DATA SHOWN ::

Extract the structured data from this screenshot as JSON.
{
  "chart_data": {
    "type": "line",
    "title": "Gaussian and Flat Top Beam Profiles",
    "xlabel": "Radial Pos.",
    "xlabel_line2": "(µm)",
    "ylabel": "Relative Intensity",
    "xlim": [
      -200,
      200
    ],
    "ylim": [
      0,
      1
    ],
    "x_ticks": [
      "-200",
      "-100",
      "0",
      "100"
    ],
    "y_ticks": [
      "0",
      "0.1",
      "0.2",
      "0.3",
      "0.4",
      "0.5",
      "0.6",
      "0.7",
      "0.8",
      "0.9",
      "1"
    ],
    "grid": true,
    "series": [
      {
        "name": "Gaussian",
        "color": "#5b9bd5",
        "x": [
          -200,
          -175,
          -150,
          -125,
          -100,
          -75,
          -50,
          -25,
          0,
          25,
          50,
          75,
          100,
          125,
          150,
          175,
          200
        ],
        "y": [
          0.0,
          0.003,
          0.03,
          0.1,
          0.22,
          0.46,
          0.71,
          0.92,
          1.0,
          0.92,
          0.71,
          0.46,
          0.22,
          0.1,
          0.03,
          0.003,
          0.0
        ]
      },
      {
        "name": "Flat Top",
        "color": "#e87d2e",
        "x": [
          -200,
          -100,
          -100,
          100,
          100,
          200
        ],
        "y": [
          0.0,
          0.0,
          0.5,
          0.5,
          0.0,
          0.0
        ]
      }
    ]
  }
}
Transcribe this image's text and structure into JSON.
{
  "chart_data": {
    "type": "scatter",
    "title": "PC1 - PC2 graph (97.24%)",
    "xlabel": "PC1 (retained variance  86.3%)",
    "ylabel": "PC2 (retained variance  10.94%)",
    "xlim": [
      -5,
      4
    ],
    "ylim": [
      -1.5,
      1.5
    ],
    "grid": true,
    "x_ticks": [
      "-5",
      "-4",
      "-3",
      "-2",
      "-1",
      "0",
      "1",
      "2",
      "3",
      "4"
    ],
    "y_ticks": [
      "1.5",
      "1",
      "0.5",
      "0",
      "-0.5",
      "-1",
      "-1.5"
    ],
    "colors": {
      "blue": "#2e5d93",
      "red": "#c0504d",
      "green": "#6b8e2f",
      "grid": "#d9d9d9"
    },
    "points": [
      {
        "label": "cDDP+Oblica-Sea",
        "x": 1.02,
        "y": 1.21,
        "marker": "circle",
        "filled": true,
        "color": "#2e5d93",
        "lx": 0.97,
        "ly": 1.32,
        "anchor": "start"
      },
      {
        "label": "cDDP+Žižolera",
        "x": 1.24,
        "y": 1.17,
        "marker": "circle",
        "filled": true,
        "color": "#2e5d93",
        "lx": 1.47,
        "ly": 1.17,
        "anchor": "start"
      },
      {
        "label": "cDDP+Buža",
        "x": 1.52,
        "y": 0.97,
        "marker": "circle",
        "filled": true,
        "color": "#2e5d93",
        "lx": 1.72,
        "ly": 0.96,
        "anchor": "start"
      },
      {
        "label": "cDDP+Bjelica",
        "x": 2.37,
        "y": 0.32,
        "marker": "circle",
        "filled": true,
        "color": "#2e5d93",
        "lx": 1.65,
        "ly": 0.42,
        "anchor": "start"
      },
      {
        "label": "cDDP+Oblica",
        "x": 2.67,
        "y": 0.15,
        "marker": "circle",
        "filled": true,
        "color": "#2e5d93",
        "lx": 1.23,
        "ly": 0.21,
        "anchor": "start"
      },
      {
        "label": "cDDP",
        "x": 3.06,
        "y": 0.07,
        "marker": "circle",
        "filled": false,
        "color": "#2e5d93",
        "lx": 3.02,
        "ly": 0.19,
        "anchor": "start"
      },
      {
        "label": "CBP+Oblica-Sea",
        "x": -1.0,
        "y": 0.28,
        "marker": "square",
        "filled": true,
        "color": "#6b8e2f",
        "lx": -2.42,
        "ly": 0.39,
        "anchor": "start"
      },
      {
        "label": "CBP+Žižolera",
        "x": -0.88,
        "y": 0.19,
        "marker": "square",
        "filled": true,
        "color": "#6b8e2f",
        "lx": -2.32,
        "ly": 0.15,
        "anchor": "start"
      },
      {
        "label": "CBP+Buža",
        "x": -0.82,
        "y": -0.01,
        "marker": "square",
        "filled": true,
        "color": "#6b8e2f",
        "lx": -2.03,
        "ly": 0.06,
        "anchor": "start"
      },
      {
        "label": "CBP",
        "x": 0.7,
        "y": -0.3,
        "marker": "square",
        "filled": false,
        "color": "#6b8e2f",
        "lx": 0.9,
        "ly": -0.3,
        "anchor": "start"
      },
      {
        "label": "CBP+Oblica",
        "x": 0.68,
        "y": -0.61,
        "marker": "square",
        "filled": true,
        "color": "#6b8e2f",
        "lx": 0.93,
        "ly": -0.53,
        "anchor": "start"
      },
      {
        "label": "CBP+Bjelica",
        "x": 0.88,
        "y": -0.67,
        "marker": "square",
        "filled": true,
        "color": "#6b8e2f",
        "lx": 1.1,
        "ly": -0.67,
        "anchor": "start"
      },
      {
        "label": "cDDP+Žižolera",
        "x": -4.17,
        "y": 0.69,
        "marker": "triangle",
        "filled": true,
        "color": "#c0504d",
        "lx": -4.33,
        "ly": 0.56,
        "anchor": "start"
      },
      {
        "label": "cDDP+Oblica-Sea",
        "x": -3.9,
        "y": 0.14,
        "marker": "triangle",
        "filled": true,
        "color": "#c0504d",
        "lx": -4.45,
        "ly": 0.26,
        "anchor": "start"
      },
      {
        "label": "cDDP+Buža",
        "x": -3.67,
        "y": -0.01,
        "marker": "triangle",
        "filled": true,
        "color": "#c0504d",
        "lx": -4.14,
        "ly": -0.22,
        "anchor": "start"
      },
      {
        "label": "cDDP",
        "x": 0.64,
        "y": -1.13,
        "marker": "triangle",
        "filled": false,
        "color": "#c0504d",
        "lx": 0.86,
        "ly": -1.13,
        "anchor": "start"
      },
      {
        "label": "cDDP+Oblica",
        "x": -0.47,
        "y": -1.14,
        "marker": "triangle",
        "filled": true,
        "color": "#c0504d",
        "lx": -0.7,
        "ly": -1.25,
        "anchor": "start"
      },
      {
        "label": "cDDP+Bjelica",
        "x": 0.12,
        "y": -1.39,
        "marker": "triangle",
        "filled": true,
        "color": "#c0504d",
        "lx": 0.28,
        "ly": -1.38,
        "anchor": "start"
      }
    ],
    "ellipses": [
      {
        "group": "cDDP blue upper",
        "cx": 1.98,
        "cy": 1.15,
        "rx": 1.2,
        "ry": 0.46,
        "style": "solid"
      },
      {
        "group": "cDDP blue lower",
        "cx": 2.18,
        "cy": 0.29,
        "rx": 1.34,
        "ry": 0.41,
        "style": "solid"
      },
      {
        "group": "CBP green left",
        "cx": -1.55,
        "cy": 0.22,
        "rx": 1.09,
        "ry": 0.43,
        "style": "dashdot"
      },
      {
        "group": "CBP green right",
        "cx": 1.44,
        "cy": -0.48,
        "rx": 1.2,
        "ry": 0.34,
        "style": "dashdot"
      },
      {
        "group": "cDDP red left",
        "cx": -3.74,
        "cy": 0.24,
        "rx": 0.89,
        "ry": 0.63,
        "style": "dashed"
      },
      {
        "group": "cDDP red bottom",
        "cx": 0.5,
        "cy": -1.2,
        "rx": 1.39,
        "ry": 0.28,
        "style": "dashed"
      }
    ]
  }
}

DO THIS ::
Retype every entry word for word.

OUTPUT FOR THIS EXERCISE ::
Extract the structured data from this screenshot as JSON.
{
  "chart_data": {
    "type": "line",
    "title": "Gaussian and Flat Top Beam Profiles",
    "xlabel": "Radial Pos.",
    "xlabel_line2": "(µm)",
    "ylabel": "Relative Intensity",
    "xlim": [
      -200,
      200
    ],
    "ylim": [
      0,
      1
    ],
    "x_ticks": [
      "-200",
      "-100",
      "0",
      "100"
    ],
    "y_ticks": [
      "0",
      "0.1",
      "0.2",
      "0.3",
      "0.4",
      "0.5",
      "0.6",
      "0.7",
      "0.8",
      "0.9",
      "1"
    ],
    "grid": true,
    "series": [
      {
        "name": "Gaussian",
        "color": "#5b9bd5",
        "x": [
          -200,
          -175,
          -150,
          -125,
          -100,
          -75,
          -50,
          -25,
          0,
          25,
          50,
          75,
          100,
          125,
          150,
          175,
          200
        ],
        "y": [
          0.0,
          0.003,
          0.03,
          0.1,
          0.22,
          0.46,
          0.71,
          0.92,
          1.0,
          0.92,
          0.71,
          0.46,
          0.22,
          0.1,
          0.03,
          0.003,
          0.0
        ]
      },
      {
        "name": "Flat Top",
        "color": "#e87d2e",
        "x": [
          -200,
          -100,
          -100,
          100,
          100,
          200
        ],
        "y": [
          0.0,
          0.0,
          0.5,
          0.5,
          0.0,
          0.0
        ]
      }
    ]
  }
}
Transcribe this image's text and structure into JSON.
{
  "chart_data": {
    "type": "scatter",
    "title": "PC1 - PC2 graph (97.24%)",
    "xlabel": "PC1 (retained variance  86.3%)",
    "ylabel": "PC2 (retained variance  10.94%)",
    "xlim": [
      -5,
      4
    ],
    "ylim": [
      -1.5,
      1.5
    ],
    "grid": true,
    "x_ticks": [
      "-5",
      "-4",
      "-3",
      "-2",
      "-1",
      "0",
      "1",
      "2",
      "3",
      "4"
    ],
    "y_ticks": [
      "1.5",
      "1",
      "0.5",
      "0",
      "-0.5",
      "-1",
      "-1.5"
    ],
    "colors": {
      "blue": "#2e5d93",
      "red": "#c0504d",
      "green": "#6b8e2f",
      "grid": "#d9d9d9"
    },
    "points": [
      {
        "label": "cDDP+Oblica-Sea",
        "x": 1.02,
        "y": 1.21,
        "marker": "circle",
        "filled": true,
        "color": "#2e5d93",
        "lx": 0.97,
        "ly": 1.32,
        "anchor": "start"
      },
      {
        "label": "cDDP+Žižolera",
        "x": 1.24,
        "y": 1.17,
        "marker": "circle",
        "filled": true,
        "color": "#2e5d93",
        "lx": 1.47,
        "ly": 1.17,
        "anchor": "start"
      },
      {
        "label": "cDDP+Buža",
        "x": 1.52,
        "y": 0.97,
        "marker": "circle",
        "filled": true,
        "color": "#2e5d93",
        "lx": 1.72,
        "ly": 0.96,
        "anchor": "start"
      },
      {
        "label": "cDDP+Bjelica",
        "x": 2.37,
        "y": 0.32,
        "marker": "circle",
        "filled": true,
        "color": "#2e5d93",
        "lx": 1.65,
        "ly": 0.42,
        "anchor": "start"
      },
      {
        "label": "cDDP+Oblica",
        "x": 2.67,
        "y": 0.15,
        "marker": "circle",
        "filled": true,
        "color": "#2e5d93",
        "lx": 1.23,
        "ly": 0.21,
        "anchor": "start"
      },
      {
        "label": "cDDP",
        "x": 3.06,
        "y": 0.07,
        "marker": "circle",
        "filled": false,
        "color": "#2e5d93",
        "lx": 3.02,
        "ly": 0.19,
        "anchor": "start"
      },
      {
        "label": "CBP+Oblica-Sea",
        "x": -1.0,
        "y": 0.28,
        "marker": "square",
        "filled": true,
        "color": "#6b8e2f",
        "lx": -2.42,
        "ly": 0.39,
        "anchor": "start"
      },
      {
        "label": "CBP+Žižolera",
        "x": -0.88,
        "y": 0.19,
        "marker": "square",
        "filled": true,
        "color": "#6b8e2f",
        "lx": -2.32,
        "ly": 0.15,
        "anchor": "start"
      },
      {
        "label": "CBP+Buža",
        "x": -0.82,
        "y": -0.01,
        "marker": "square",
        "filled": true,
        "color": "#6b8e2f",
        "lx": -2.03,
        "ly": 0.06,
        "anchor": "start"
      },
      {
        "label": "CBP",
        "x": 0.7,
        "y": -0.3,
        "marker": "square",
        "filled": false,
        "color": "#6b8e2f",
        "lx": 0.9,
        "ly": -0.3,
        "anchor": "start"
      },
      {
        "label": "CBP+Oblica",
        "x": 0.68,
        "y": -0.61,
        "marker": "square",
        "filled": true,
        "color": "#6b8e2f",
        "lx": 0.93,
        "ly": -0.53,
        "anchor": "start"
      },
      {
        "label": "CBP+Bjelica",
        "x": 0.88,
        "y": -0.67,
        "marker": "square",
        "filled": true,
        "color": "#6b8e2f",
        "lx": 1.1,
        "ly": -0.67,
        "anchor": "start"
      },
      {
        "label": "cDDP+Žižolera",
        "x": -4.17,
        "y": 0.69,
        "marker": "triangle",
        "filled": true,
        "color": "#c0504d",
        "lx": -4.33,
        "ly": 0.56,
        "anchor": "start"
      },
      {
        "label": "cDDP+Oblica-Sea",
        "x": -3.9,
        "y": 0.14,
        "marker": "triangle",
        "filled": true,
        "color": "#c0504d",
        "lx": -4.45,
        "ly": 0.26,
        "anchor": "start"
      },
      {
        "label": "cDDP+Buža",
        "x": -3.67,
        "y": -0.01,
        "marker": "triangle",
        "filled": true,
        "color": "#c0504d",
        "lx": -4.14,
        "ly": -0.22,
        "anchor": "start"
      },
      {
        "label": "cDDP",
        "x": 0.64,
        "y": -1.13,
        "marker": "triangle",
        "filled": false,
        "color": "#c0504d",
        "lx": 0.86,
        "ly": -1.13,
        "anchor": "start"
      },
      {
        "label": "cDDP+Oblica",
        "x": -0.47,
        "y": -1.14,
        "marker": "triangle",
        "filled": true,
        "color": "#c0504d",
        "lx": -0.7,
        "ly": -1.25,
        "anchor": "start"
      },
      {
        "label": "cDDP+Bjelica",
        "x": 0.12,
        "y": -1.39,
        "marker": "triangle",
        "filled": true,
        "color": "#c0504d",
        "lx": 0.28,
        "ly": -1.38,
        "anchor": "start"
      }
    ],
    "ellipses": [
      {
        "group": "cDDP blue upper",
        "cx": 1.98,
        "cy": 1.15,
        "rx": 1.2,
        "ry": 0.46,
        "style": "solid"
      },
      {
        "group": "cDDP blue lower",
        "cx": 2.18,
        "cy": 0.29,
        "rx": 1.34,
        "ry": 0.41,
        "style": "solid"
      },
      {
        "group": "CBP green left",
        "cx": -1.55,
        "cy": 0.22,
        "rx": 1.09,
        "ry": 0.43,
        "style": "dashdot"
      },
      {
        "group": "CBP green right",
        "cx": 1.44,
        "cy": -0.48,
        "rx": 1.2,
        "ry": 0.34,
        "style": "dashdot"
      },
      {
        "group": "cDDP red left",
        "cx": -3.74,
        "cy": 0.24,
        "rx": 0.89,
        "ry": 0.63,
        "style": "dashed"
      },
      {
        "group": "cDDP red bottom",
        "cx": 0.5,
        "cy": -1.2,
        "rx": 1.39,
        "ry": 0.28,
        "style": "dashed"
      }
    ]
  }
}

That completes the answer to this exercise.